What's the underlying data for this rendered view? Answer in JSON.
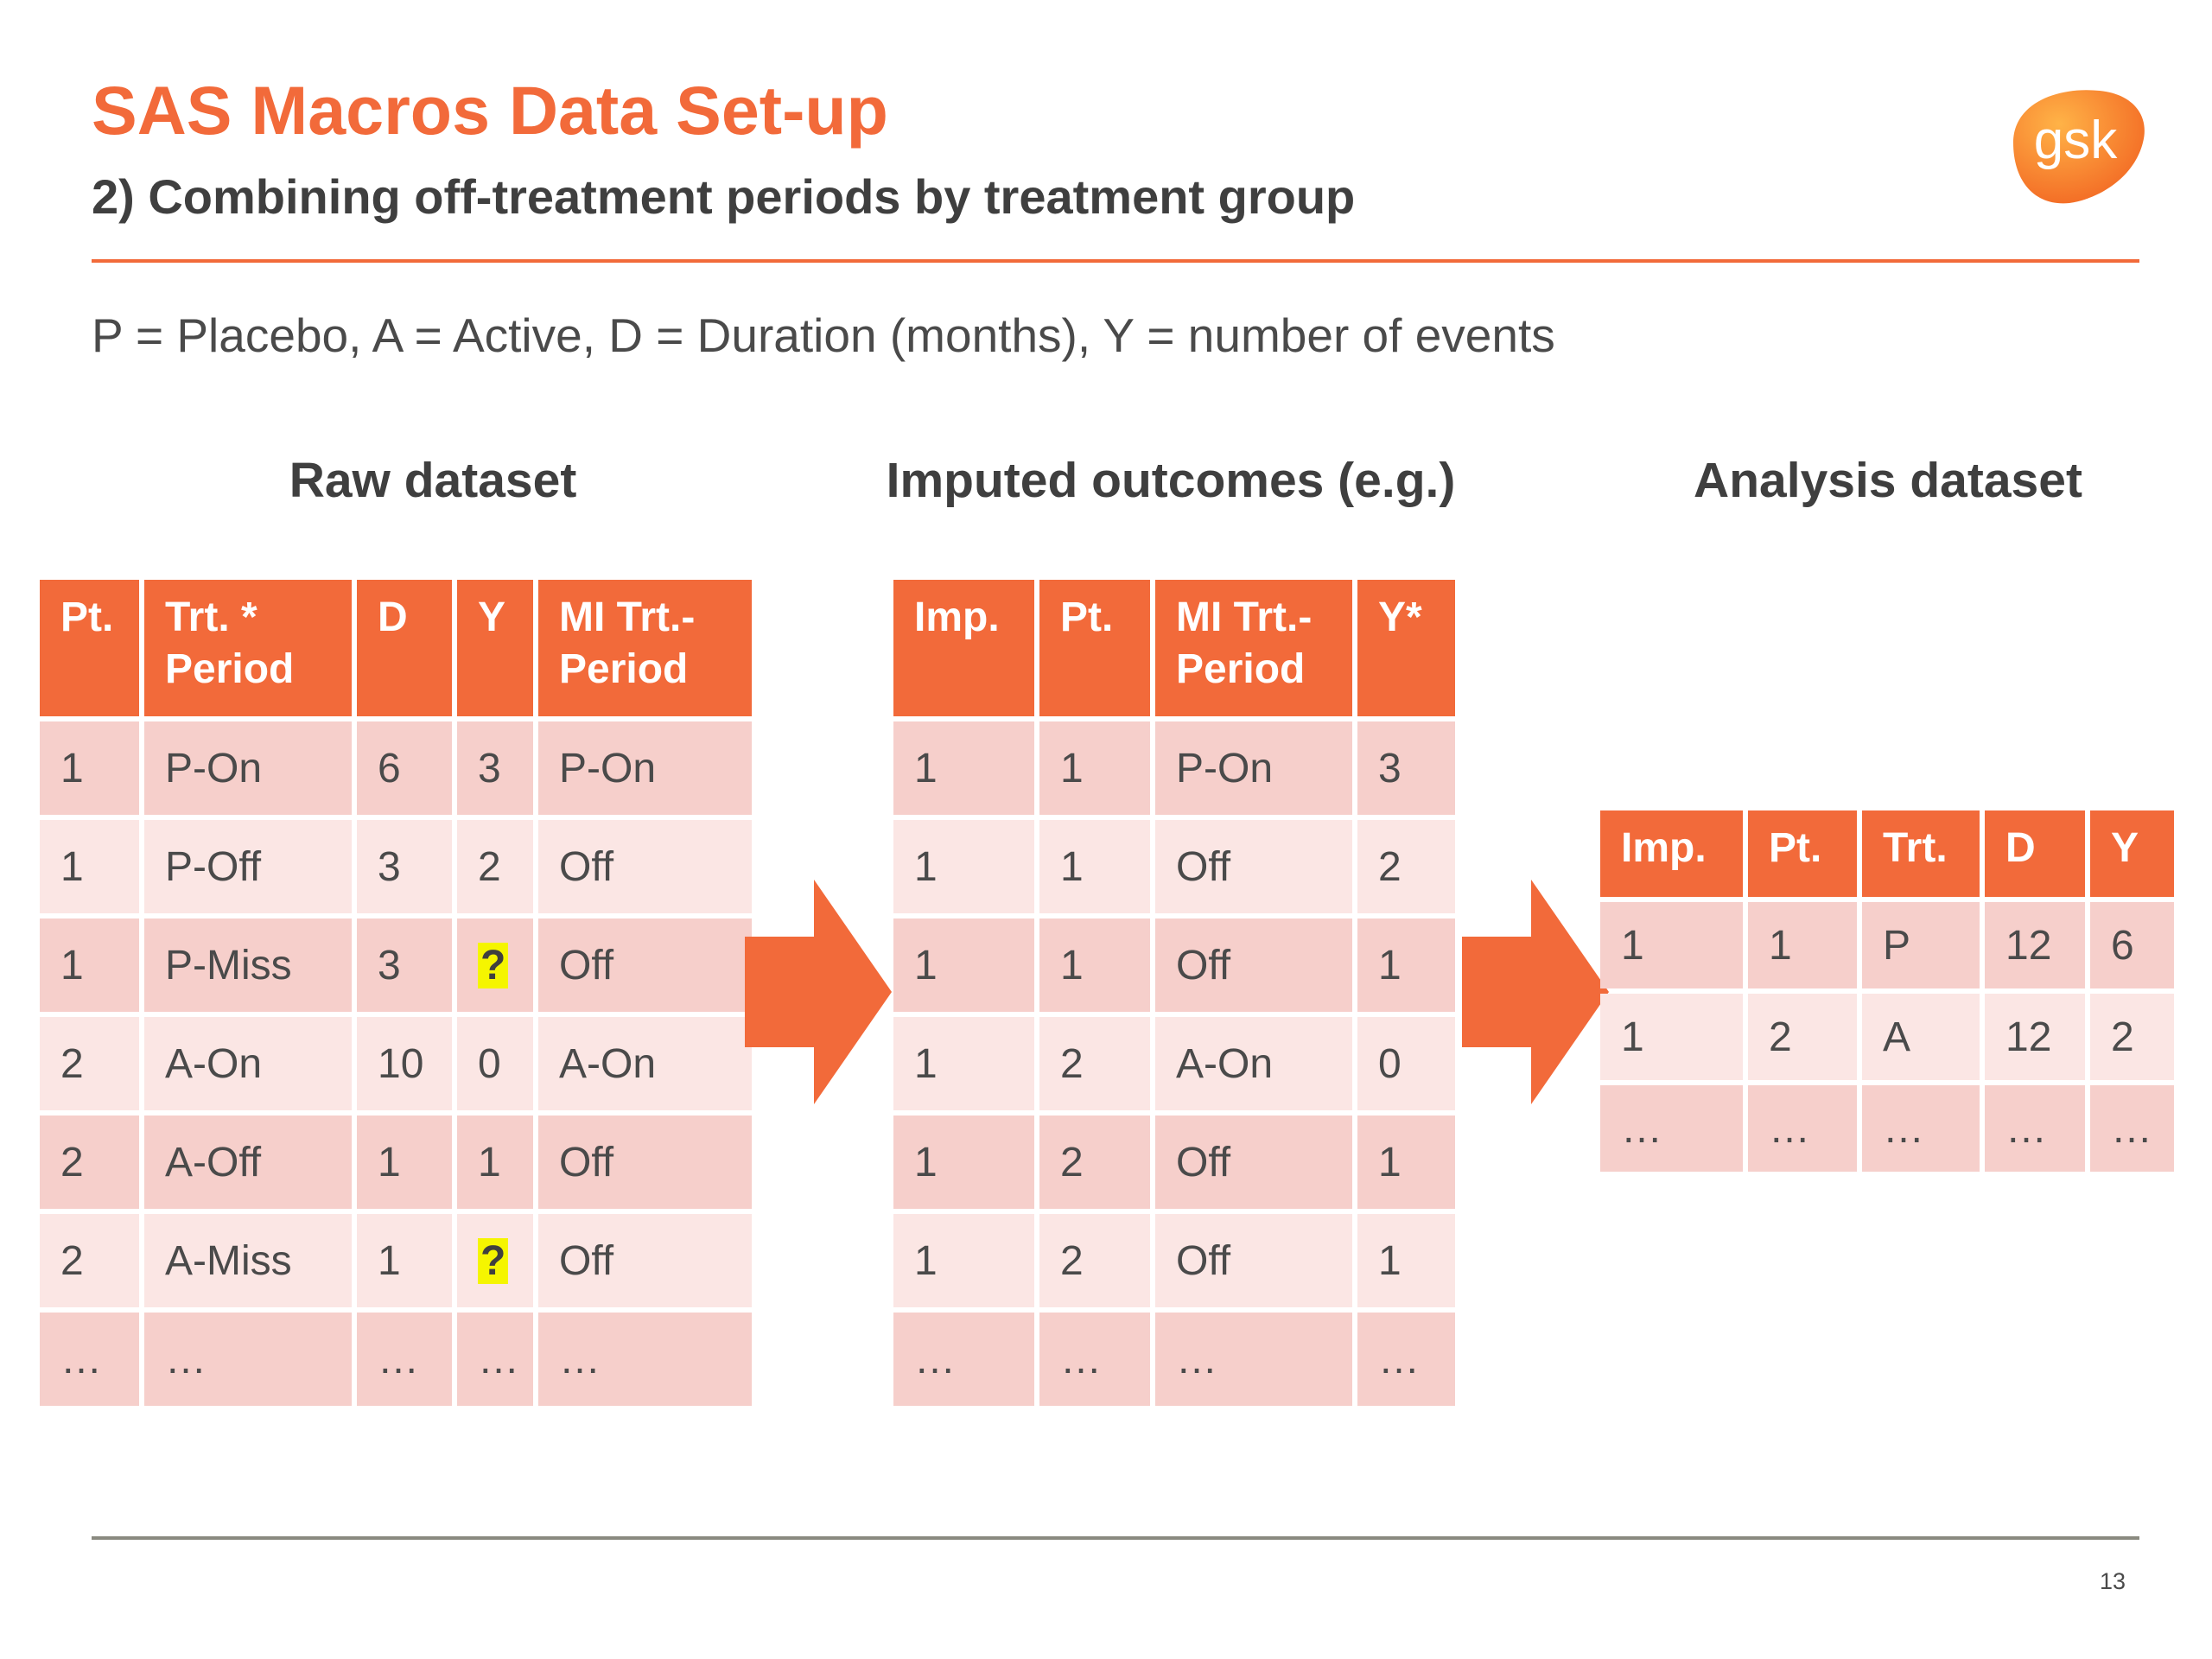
{
  "header": {
    "title": "SAS Macros Data Set-up",
    "subtitle": "2) Combining off-treatment periods by treatment group",
    "logo_text": "gsk"
  },
  "legend": "P = Placebo, A = Active, D = Duration (months), Y = number of events",
  "raw": {
    "heading": "Raw dataset",
    "columns": [
      "Pt.",
      "Trt. *\nPeriod",
      "D",
      "Y",
      "MI Trt.-\nPeriod"
    ],
    "rows": [
      [
        "1",
        "P-On",
        "6",
        "3",
        "P-On"
      ],
      [
        "1",
        "P-Off",
        "3",
        "2",
        "Off"
      ],
      [
        "1",
        "P-Miss",
        "3",
        "?",
        "Off"
      ],
      [
        "2",
        "A-On",
        "10",
        "0",
        "A-On"
      ],
      [
        "2",
        "A-Off",
        "1",
        "1",
        "Off"
      ],
      [
        "2",
        "A-Miss",
        "1",
        "?",
        "Off"
      ],
      [
        "…",
        "…",
        "…",
        "…",
        "…"
      ]
    ]
  },
  "imputed": {
    "heading": "Imputed outcomes (e.g.)",
    "columns": [
      "Imp.",
      "Pt.",
      "MI Trt.-\nPeriod",
      "Y*"
    ],
    "rows": [
      [
        "1",
        "1",
        "P-On",
        "3"
      ],
      [
        "1",
        "1",
        "Off",
        "2"
      ],
      [
        "1",
        "1",
        "Off",
        "1"
      ],
      [
        "1",
        "2",
        "A-On",
        "0"
      ],
      [
        "1",
        "2",
        "Off",
        "1"
      ],
      [
        "1",
        "2",
        "Off",
        "1"
      ],
      [
        "…",
        "…",
        "…",
        "…"
      ]
    ]
  },
  "analysis": {
    "heading": "Analysis dataset",
    "columns": [
      "Imp.",
      "Pt.",
      "Trt.",
      "D",
      "Y"
    ],
    "rows": [
      [
        "1",
        "1",
        "P",
        "12",
        "6"
      ],
      [
        "1",
        "2",
        "A",
        "12",
        "2"
      ],
      [
        "…",
        "…",
        "…",
        "…",
        "…"
      ]
    ]
  },
  "footer": {
    "page_number": "13"
  },
  "colors": {
    "accent": "#f26a3a",
    "row_dark": "#f6cfcb",
    "row_light": "#fbe6e4",
    "highlight": "#f5f500"
  }
}
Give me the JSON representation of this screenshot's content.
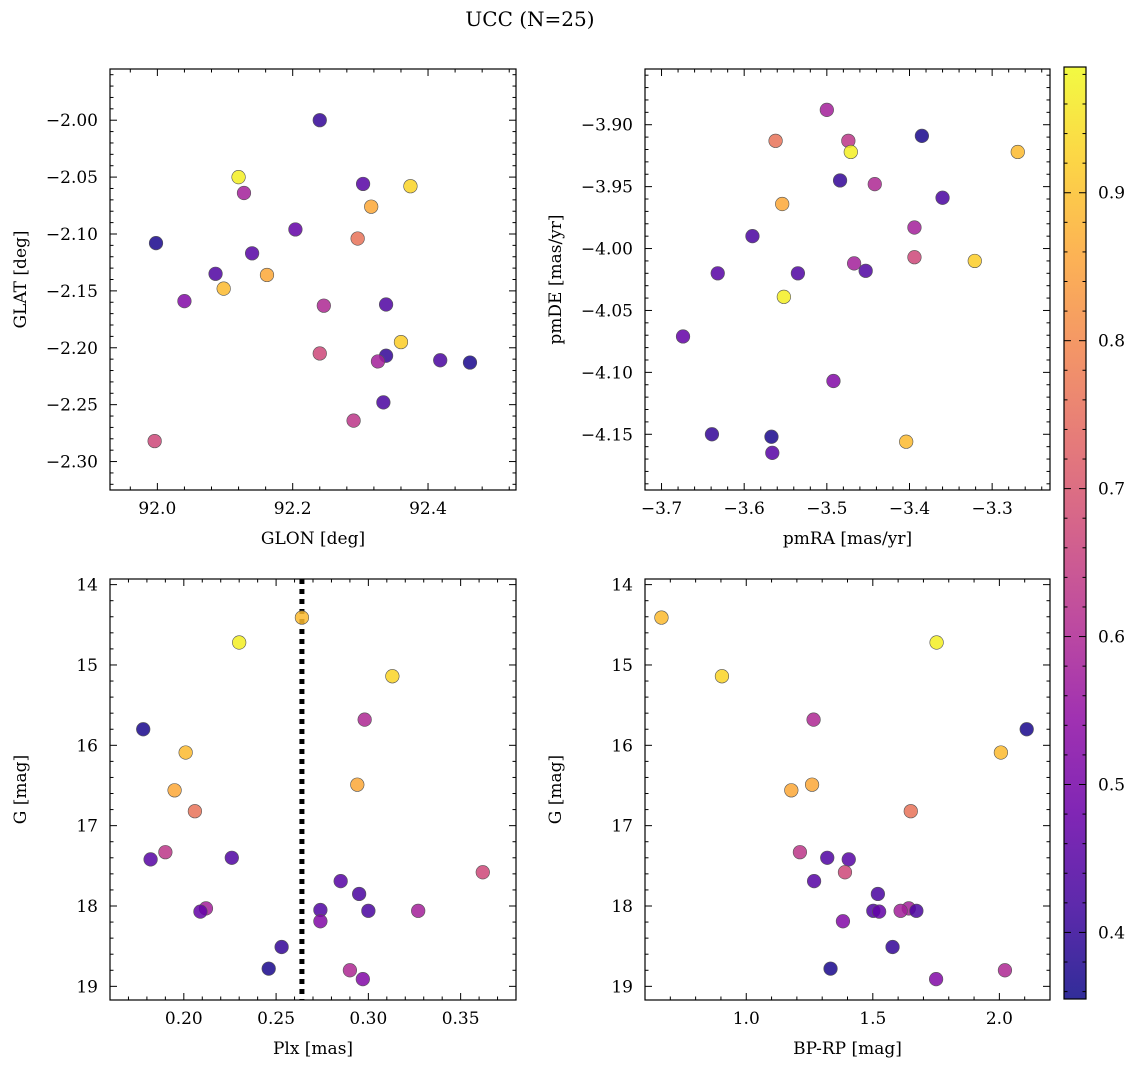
--------------------------------
■ YOUR GOAL: All lines in the data that contain the word "this" should be copied.

■ COMPLETE ANSWER:
What's the underlying data for this rendered view? Answer in JSON.
Give me the JSON representation of this screenshot's content.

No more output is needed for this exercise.